PROBLEM DESCRIPTION —
List every line below containing "послѣдній".

DATA ENTRIES —
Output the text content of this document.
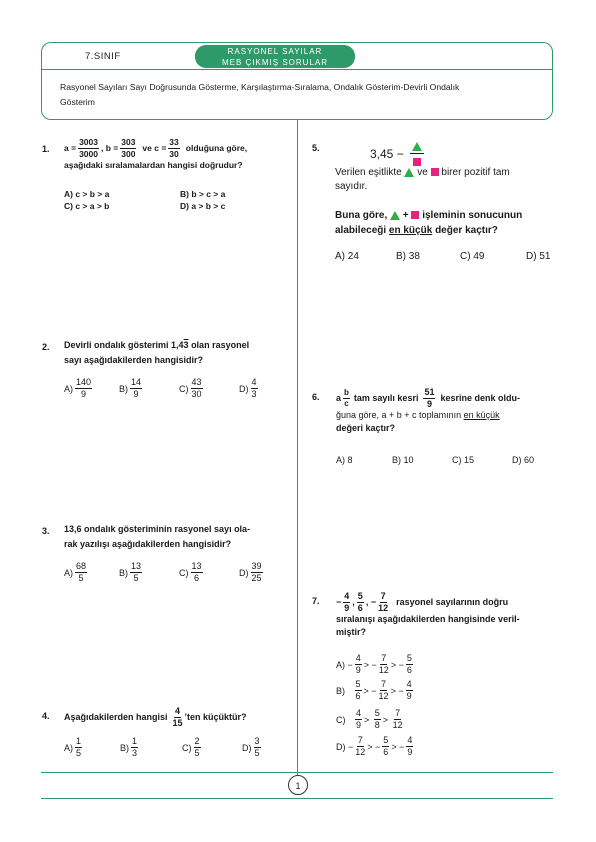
7.SINIF	RASYONEL SAYILAR
MEB ÇIKMIŞ SORULAR
Rasyonel Sayıları Sayı Doğrusunda Gösterme, Karşılaştırma-Sıralama, Ondalık Gösterim-Devirli Ondalık
Gösterim
1. $a = \frac{3003}{3000}$ , $b = \frac{303}{300}$ ve $c = \frac{33}{30}$ olduğuna göre,
aşağıdaki sıralamalardan hangisi doğrudur?
A) c > b > a	B) b > c > a
C) c > a > b	D) a > b > c
2. Devirli ondalık gösterimi 1,43 olan rasyonel
sayı aşağıdakilerden hangisidir?
$A) \frac{140}{9}$	$B) \frac{14}{9}$	$C) \frac{43}{30}$	$D) \frac{4}{3}$
3. 13,6 ondalık gösteriminin rasyonel sayı ola-
rak yazılışı aşağıdakilerden hangisidir?
$A) \frac{68}{5}$	$B) \frac{13}{5}$	$C) \frac{13}{6}$	$D) \frac{39}{25}$
4. Aşağıdakilerden hangisi $\frac{4}{15}$ ’ten küçüktür?
$A) \frac{1}{5}$	$B) \frac{1}{3}$	$C) \frac{2}{5}$	$D) \frac{3}{5}$
5.	3,45 −
Verilen eşitlikte ve birer pozitif tam
sayıdır.
Buna göre,  +  işleminin sonucunun
alabileceği en küçük değer kaçtır?
A) 24	B) 38	C) 49	D) 51
6. a $\frac{b}{c}$ tam sayılı kesri $\frac{51}{9}$ kesrine denk oldu-
ğuna göre, a + b + c toplamının en küçük
değeri kaçtır?
A) 8	B) 10	C) 15	D) 60
7. − $\frac{4}{9}$ , $\frac{5}{6}$ , − $\frac{7}{12}$ rasyonel sayılarının doğru
sıralanışı aşağıdakilerden hangisinde veril-
miştir?
$A) - \frac{4}{9}$ > − $\frac{7}{12}$ > − $\frac{5}{6}$
B)
$\frac{5}{6}$ > − $\frac{7}{12}$ > − $\frac{4}{9}$
C)
$\frac{4}{9} > \frac{5}{8} > \frac{7}{12}$
$D) - \frac{7}{12}$ > − $\frac{5}{6}$ > − $\frac{4}{9}$
1
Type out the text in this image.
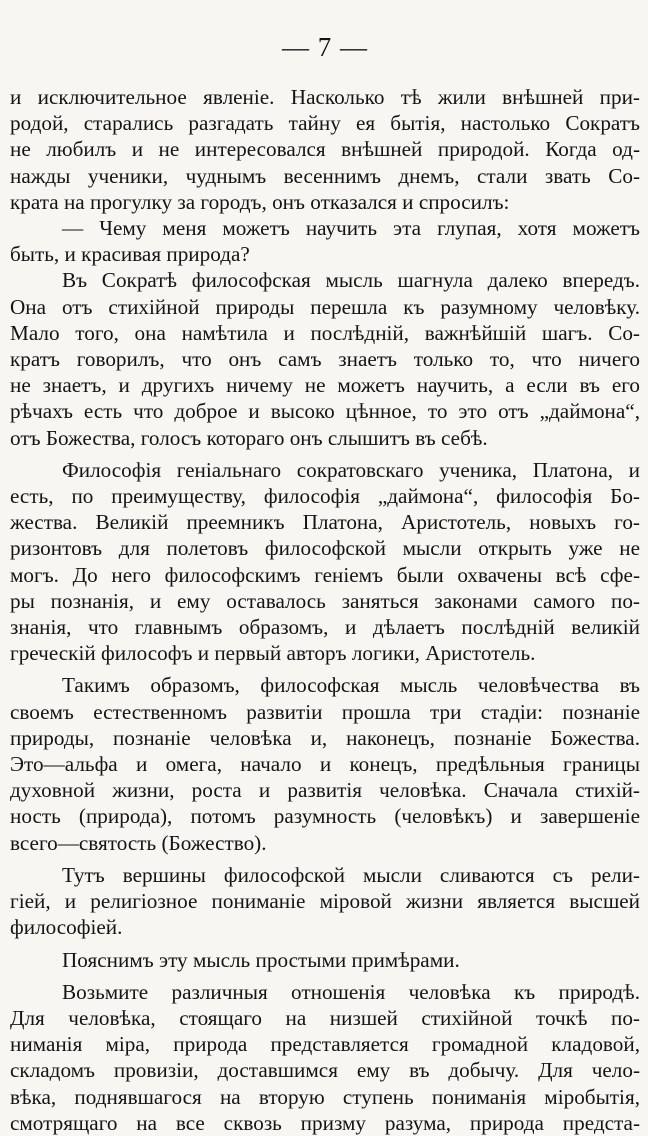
— 7 —

и исключительное явленіе. Насколько тѣ жили внѣшней при-
родой, старались разгадать тайну ея бытія, настолько Сократъ
не любилъ и не интересовался внѣшней природой. Когда од-
нажды ученики, чуднымъ весеннимъ днемъ, стали звать Со-
крата на прогулку за городъ, онъ отказался и спросилъ:

— Чему меня можетъ научить эта глупая, хотя можетъ
быть, и красивая природа?

Въ Сократѣ философская мысль шагнула далеко впередъ.
Она отъ стихійной природы перешла къ разумному человѣку.
Мало того, она намѣтила и послѣдній, важнѣйшій шагъ. Со-
кратъ говорилъ, что онъ самъ знаетъ только то, что ничего
не знаетъ, и другихъ ничему не можетъ научить, а если въ его
рѣчахъ есть что доброе и высоко цѣнное, то это отъ „даймона“,
отъ Божества, голосъ котораго онъ слышитъ въ себѣ.

Философія геніальнаго сократовскаго ученика, Платона, и
есть, по преимуществу, философія „даймона“, философія Бо-
жества. Великій преемникъ Платона, Аристотель, новыхъ го-
ризонтовъ для полетовъ философской мысли открыть уже не
могъ. До него философскимъ геніемъ были охвачены всѣ сфе-
ры познанія, и ему оставалось заняться законами самого по-
знанія, что главнымъ образомъ, и дѣлаетъ послѣдній великій
греческій философъ и первый авторъ логики, Аристотель.

Такимъ образомъ, философская мысль человѣчества въ
своемъ естественномъ развитіи прошла три стадіи: познаніе
природы, познаніе человѣка и, наконецъ, познаніе Божества.
Это—альфа и омега, начало и конецъ, предѣльныя границы
духовной жизни, роста и развитія человѣка. Сначала стихій-
ность (природа), потомъ разумность (человѣкъ) и завершеніе
всего—святость (Божество).

Тутъ вершины философской мысли сливаются съ рели-
гіей, и религіозное пониманіе міровой жизни является высшей
философіей.

Пояснимъ эту мысль простыми примѣрами.

Возьмите различныя отношенія человѣка къ природѣ.
Для человѣка, стоящаго на низшей стихійной точкѣ по-
ниманія міра, природа представляется громадной кладовой,
складомъ провизіи, доставшимся ему въ добычу. Для чело-
вѣка, поднявшагося на вторую ступень пониманія міробытія,
смотрящаго на все сквозь призму разума, природа предста-
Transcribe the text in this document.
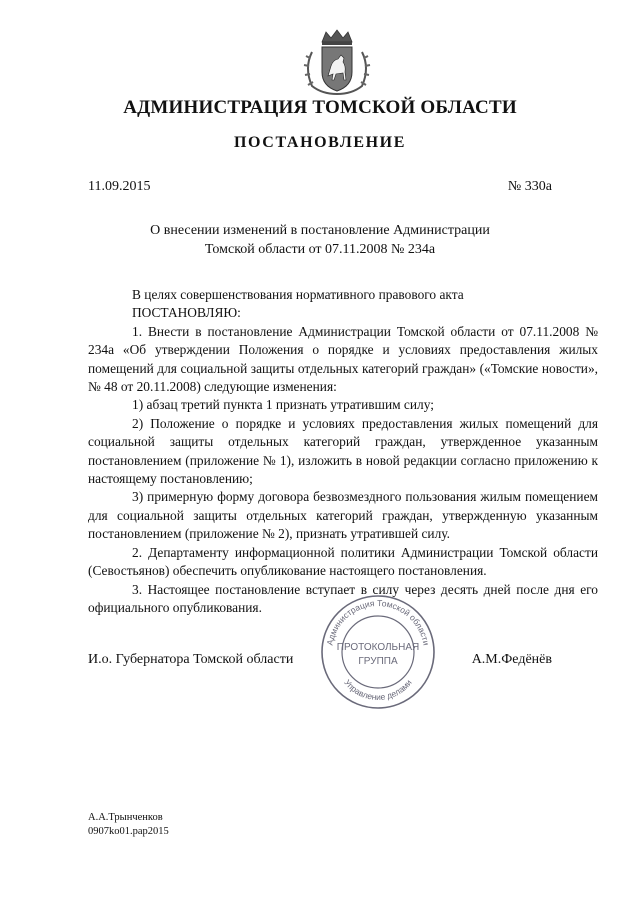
АДМИНИСТРАЦИЯ ТОМСКОЙ ОБЛАСТИ
ПОСТАНОВЛЕНИЕ
11.09.2015	№ 330а
О внесении изменений в постановление Администрации
Томской области от 07.11.2008 № 234а

В целях совершенствования нормативного правового акта

ПОСТАНОВЛЯЮ:

1. Внести в постановление Администрации Томской области от 07.11.2008 № 234а «Об утверждении Положения о порядке и условиях предоставления жилых помещений для социальной защиты отдельных категорий граждан» («Томские новости», № 48 от 20.11.2008) следующие изменения:

1) абзац третий пункта 1 признать утратившим силу;

2) Положение о порядке и условиях предоставления жилых помещений для социальной защиты отдельных категорий граждан, утвержденное указанным постановлением (приложение № 1), изложить в новой редакции согласно приложению к настоящему постановлению;

3) примерную форму договора безвозмездного пользования жилым помещением для социальной защиты отдельных категорий граждан, утвержденную указанным постановлением (приложение № 2), признать утратившей силу.

2. Департаменту информационной политики Администрации Томской области (Севостьянов) обеспечить опубликование настоящего постановления.

3. Настоящее постановление вступает в силу через десять дней после дня его официального опубликования.

И.о. Губернатора Томской области	А.М.Федёнёв
Администрация Томской области
Управление делами
ПРОТОКОЛЬНАЯ
ГРУППА
А.А.Трынченков
0907ko01.рар2015
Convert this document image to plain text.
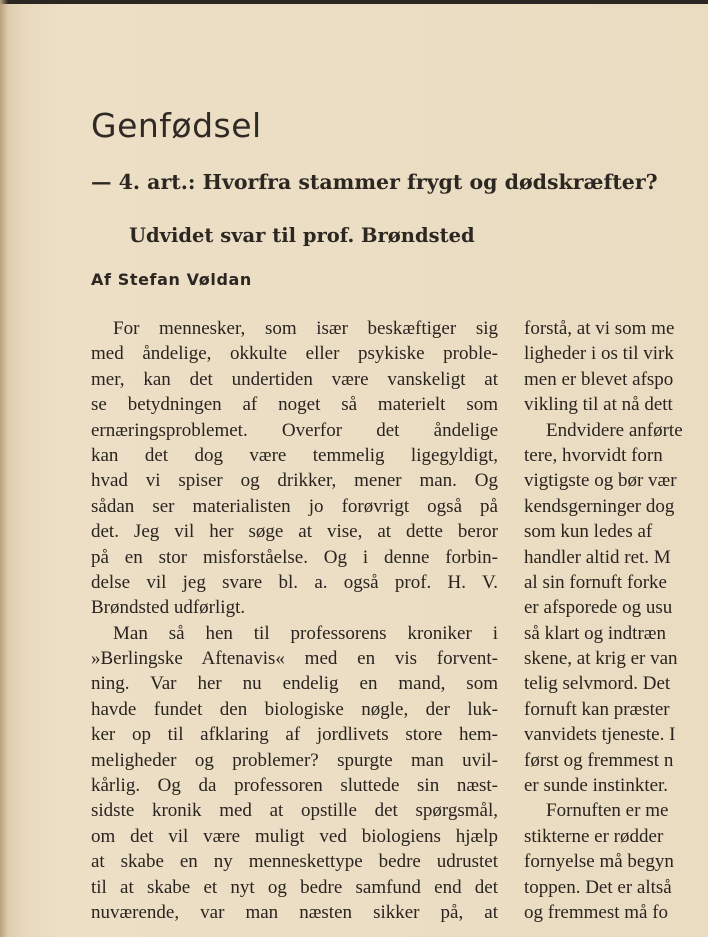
Genfødsel
— 4. art.: Hvorfra stammer frygt og dødskræfter?
Udvidet svar til prof. Brøndsted

Af Stefan Vøldan

For mennesker, som især beskæftiger sig
med åndelige, okkulte eller psykiske proble-
mer, kan det undertiden være vanskeligt at
se betydningen af noget så materielt som
ernæringsproblemet. Overfor det åndelige
kan det dog være temmelig ligegyldigt,
hvad vi spiser og drikker, mener man. Og
sådan ser materialisten jo forøvrigt også på
det. Jeg vil her søge at vise, at dette beror
på en stor misforståelse. Og i denne forbin-
delse vil jeg svare bl. a. også prof. H. V.
Brøndsted udførligt.
Man så hen til professorens kroniker i
»Berlingske Aftenavis« med en vis forvent-
ning. Var her nu endelig en mand, som
havde fundet den biologiske nøgle, der luk-
ker op til afklaring af jordlivets store hem-
meligheder og problemer? spurgte man uvil-
kårlig. Og da professoren sluttede sin næst-
sidste kronik med at opstille det spørgsmål,
om det vil være muligt ved biologiens hjælp
at skabe en ny menneskettype bedre udrustet
til at skabe et nyt og bedre samfund end det
nuværende, var man næsten sikker på, at
forstå, at vi som me
ligheder i os til virk
men er blevet afspo
vikling til at nå dett
Endvidere anførte
tere, hvorvidt forn
vigtigste og bør vær
kendsgerninger dog
som kun ledes af
handler altid ret. M
al sin fornuft forke
er afsporede og usu
så klart og indtræn
skene, at krig er van
telig selvmord. Det
fornuft kan præster
vanvidets tjeneste. I
først og fremmest n
er sunde instinkter.
Fornuften er me
stikterne er rødder
fornyelse må begyn
toppen. Det er altså
og fremmest må fo
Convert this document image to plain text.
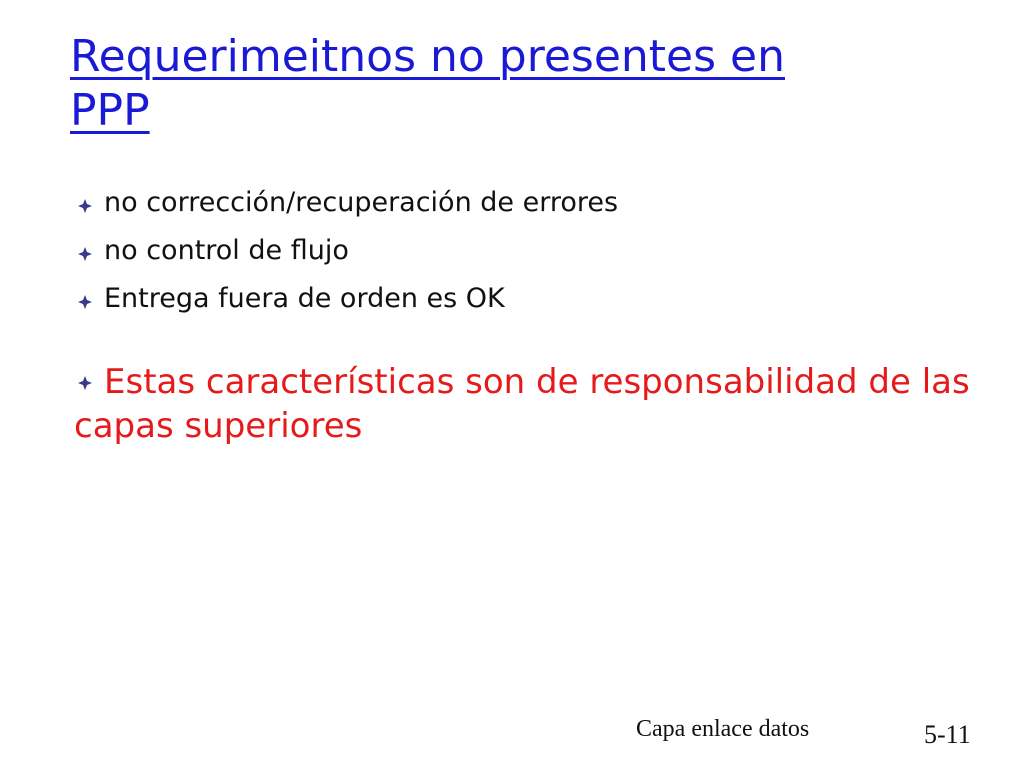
Requerimeitnos no presentes en
PPP
no corrección/recuperación de errores
no control de flujo
Entrega fuera de orden es OK
Estas características son de responsabilidad de las capas superiores
Capa enlace datos	5-11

FULL ANSWER —
Мало того, она намѣтила и послѣдній, важнѣйшій шагъ. Со-
знанія, что главнымъ образомъ, и дѣлаетъ послѣдній великій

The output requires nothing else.